Aim:
Copy the data exactly as it appears, and do not include any pictures.

Material supplied:
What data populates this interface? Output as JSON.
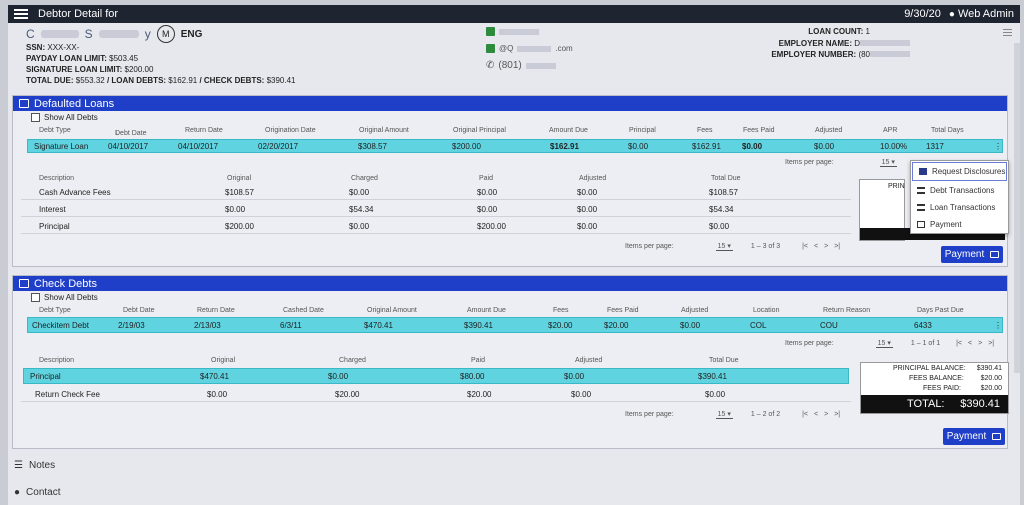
{
  "topbar": {
    "title": "Debtor Detail for",
    "date": "9/30/20",
    "user": "Web Admin"
  },
  "debtor": {
    "name_initial": "C",
    "name_mid": "S",
    "name_end": "y",
    "marital_icon": "M",
    "language": "ENG",
    "ssn_label": "SSN:",
    "ssn_value": "XXX-XX-",
    "payday_label": "PAYDAY LOAN LIMIT:",
    "payday_value": "$503.45",
    "signature_label": "SIGNATURE LOAN LIMIT:",
    "signature_value": "$200.00",
    "total_due_label": "TOTAL DUE:",
    "total_due_value": "$553.32",
    "loan_debts_label": "/ LOAN DEBTS:",
    "loan_debts_value": "$162.91",
    "check_debts_label": "/ CHECK DEBTS:",
    "check_debts_value": "$390.41",
    "email_partial": "@Q",
    "email_suffix": ".com",
    "phone_prefix": "(801)",
    "loan_count_label": "LOAN COUNT:",
    "loan_count_value": "1",
    "employer_name_label": "EMPLOYER NAME:",
    "employer_name_value": "D",
    "employer_number_label": "EMPLOYER NUMBER:",
    "employer_number_value": "(80"
  },
  "defaulted": {
    "title": "Defaulted Loans",
    "show_all": "Show All Debts",
    "headers": [
      "Debt Type",
      "Debt Date",
      "Return Date",
      "Origination Date",
      "Original Amount",
      "Original Principal",
      "Amount Due",
      "Principal",
      "Fees",
      "Fees Paid",
      "Adjusted",
      "APR",
      "Total Days"
    ],
    "row": [
      "Signature Loan",
      "04/10/2017",
      "04/10/2017",
      "02/20/2017",
      "$308.57",
      "$200.00",
      "$162.91",
      "$0.00",
      "$162.91",
      "$0.00",
      "$0.00",
      "10.00%",
      "1317"
    ],
    "items_per_page": "Items per page:",
    "per_page_value": "15",
    "sub_headers": [
      "Description",
      "Original",
      "Charged",
      "Paid",
      "Adjusted",
      "Total Due"
    ],
    "sub_rows": [
      [
        "Cash Advance Fees",
        "$108.57",
        "$0.00",
        "$0.00",
        "$0.00",
        "$108.57"
      ],
      [
        "Interest",
        "$0.00",
        "$54.34",
        "$0.00",
        "$0.00",
        "$54.34"
      ],
      [
        "Principal",
        "$200.00",
        "$0.00",
        "$200.00",
        "$0.00",
        "$0.00"
      ]
    ],
    "sub_per_page": "Items per page:",
    "sub_per_page_value": "15",
    "sub_range": "1 – 3 of 3",
    "summary_partial": "PRIN",
    "payment": "Payment"
  },
  "dropdown": {
    "items": [
      "Request Disclosures",
      "Debt Transactions",
      "Loan Transactions",
      "Payment"
    ]
  },
  "check": {
    "title": "Check Debts",
    "show_all": "Show All Debts",
    "headers": [
      "Debt Type",
      "Debt Date",
      "Return Date",
      "Cashed Date",
      "Original Amount",
      "Amount Due",
      "Fees",
      "Fees Paid",
      "Adjusted",
      "Location",
      "Return Reason",
      "Days Past Due"
    ],
    "row": [
      "Checkitem Debt",
      "2/19/03",
      "2/13/03",
      "6/3/11",
      "$470.41",
      "$390.41",
      "$20.00",
      "$20.00",
      "$0.00",
      "COL",
      "COU",
      "6433"
    ],
    "items_per_page": "Items per page:",
    "per_page_value": "15",
    "range": "1 – 1 of 1",
    "sub_headers": [
      "Description",
      "Original",
      "Charged",
      "Paid",
      "Adjusted",
      "Total Due"
    ],
    "sub_rows": [
      [
        "Principal",
        "$470.41",
        "$0.00",
        "$80.00",
        "$0.00",
        "$390.41"
      ],
      [
        "Return Check Fee",
        "$0.00",
        "$20.00",
        "$20.00",
        "$0.00",
        "$0.00"
      ]
    ],
    "sub_per_page": "Items per page:",
    "sub_per_page_value": "15",
    "sub_range": "1 – 2 of 2",
    "summary": {
      "principal_label": "PRINCIPAL BALANCE:",
      "principal_value": "$390.41",
      "fees_label": "FEES BALANCE:",
      "fees_value": "$20.00",
      "fees_paid_label": "FEES PAID:",
      "fees_paid_value": "$20.00",
      "total_label": "TOTAL:",
      "total_value": "$390.41"
    },
    "payment": "Payment"
  },
  "footer": {
    "notes": "Notes",
    "contact": "Contact"
  }
}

Output for this task:
What data populates this interface? Output as JSON.
{
  "topbar": {
    "title": "Debtor Detail for",
    "date": "9/30/20",
    "user": "Web Admin"
  },
  "debtor": {
    "name_initial": "C",
    "name_mid": "S",
    "name_end": "y",
    "marital_icon": "M",
    "language": "ENG",
    "ssn_label": "SSN:",
    "ssn_value": "XXX-XX-",
    "payday_label": "PAYDAY LOAN LIMIT:",
    "payday_value": "$503.45",
    "signature_label": "SIGNATURE LOAN LIMIT:",
    "signature_value": "$200.00",
    "total_due_label": "TOTAL DUE:",
    "total_due_value": "$553.32",
    "loan_debts_label": "/ LOAN DEBTS:",
    "loan_debts_value": "$162.91",
    "check_debts_label": "/ CHECK DEBTS:",
    "check_debts_value": "$390.41",
    "email_partial": "@Q",
    "email_suffix": ".com",
    "phone_prefix": "(801)",
    "loan_count_label": "LOAN COUNT:",
    "loan_count_value": "1",
    "employer_name_label": "EMPLOYER NAME:",
    "employer_name_value": "D",
    "employer_number_label": "EMPLOYER NUMBER:",
    "employer_number_value": "(80"
  },
  "defaulted": {
    "title": "Defaulted Loans",
    "show_all": "Show All Debts",
    "headers": [
      "Debt Type",
      "Debt Date",
      "Return Date",
      "Origination Date",
      "Original Amount",
      "Original Principal",
      "Amount Due",
      "Principal",
      "Fees",
      "Fees Paid",
      "Adjusted",
      "APR",
      "Total Days"
    ],
    "row": [
      "Signature Loan",
      "04/10/2017",
      "04/10/2017",
      "02/20/2017",
      "$308.57",
      "$200.00",
      "$162.91",
      "$0.00",
      "$162.91",
      "$0.00",
      "$0.00",
      "10.00%",
      "1317"
    ],
    "items_per_page": "Items per page:",
    "per_page_value": "15",
    "sub_headers": [
      "Description",
      "Original",
      "Charged",
      "Paid",
      "Adjusted",
      "Total Due"
    ],
    "sub_rows": [
      [
        "Cash Advance Fees",
        "$108.57",
        "$0.00",
        "$0.00",
        "$0.00",
        "$108.57"
      ],
      [
        "Interest",
        "$0.00",
        "$54.34",
        "$0.00",
        "$0.00",
        "$54.34"
      ],
      [
        "Principal",
        "$200.00",
        "$0.00",
        "$200.00",
        "$0.00",
        "$0.00"
      ]
    ],
    "sub_per_page": "Items per page:",
    "sub_per_page_value": "15",
    "sub_range": "1 – 3 of 3",
    "summary_partial": "PRIN",
    "payment": "Payment"
  },
  "dropdown": {
    "items": [
      "Request Disclosures",
      "Debt Transactions",
      "Loan Transactions",
      "Payment"
    ]
  },
  "check": {
    "title": "Check Debts",
    "show_all": "Show All Debts",
    "headers": [
      "Debt Type",
      "Debt Date",
      "Return Date",
      "Cashed Date",
      "Original Amount",
      "Amount Due",
      "Fees",
      "Fees Paid",
      "Adjusted",
      "Location",
      "Return Reason",
      "Days Past Due"
    ],
    "row": [
      "Checkitem Debt",
      "2/19/03",
      "2/13/03",
      "6/3/11",
      "$470.41",
      "$390.41",
      "$20.00",
      "$20.00",
      "$0.00",
      "COL",
      "COU",
      "6433"
    ],
    "items_per_page": "Items per page:",
    "per_page_value": "15",
    "range": "1 – 1 of 1",
    "sub_headers": [
      "Description",
      "Original",
      "Charged",
      "Paid",
      "Adjusted",
      "Total Due"
    ],
    "sub_rows": [
      [
        "Principal",
        "$470.41",
        "$0.00",
        "$80.00",
        "$0.00",
        "$390.41"
      ],
      [
        "Return Check Fee",
        "$0.00",
        "$20.00",
        "$20.00",
        "$0.00",
        "$0.00"
      ]
    ],
    "sub_per_page": "Items per page:",
    "sub_per_page_value": "15",
    "sub_range": "1 – 2 of 2",
    "summary": {
      "principal_label": "PRINCIPAL BALANCE:",
      "principal_value": "$390.41",
      "fees_label": "FEES BALANCE:",
      "fees_value": "$20.00",
      "fees_paid_label": "FEES PAID:",
      "fees_paid_value": "$20.00",
      "total_label": "TOTAL:",
      "total_value": "$390.41"
    },
    "payment": "Payment"
  },
  "footer": {
    "notes": "Notes",
    "contact": "Contact"
  }
}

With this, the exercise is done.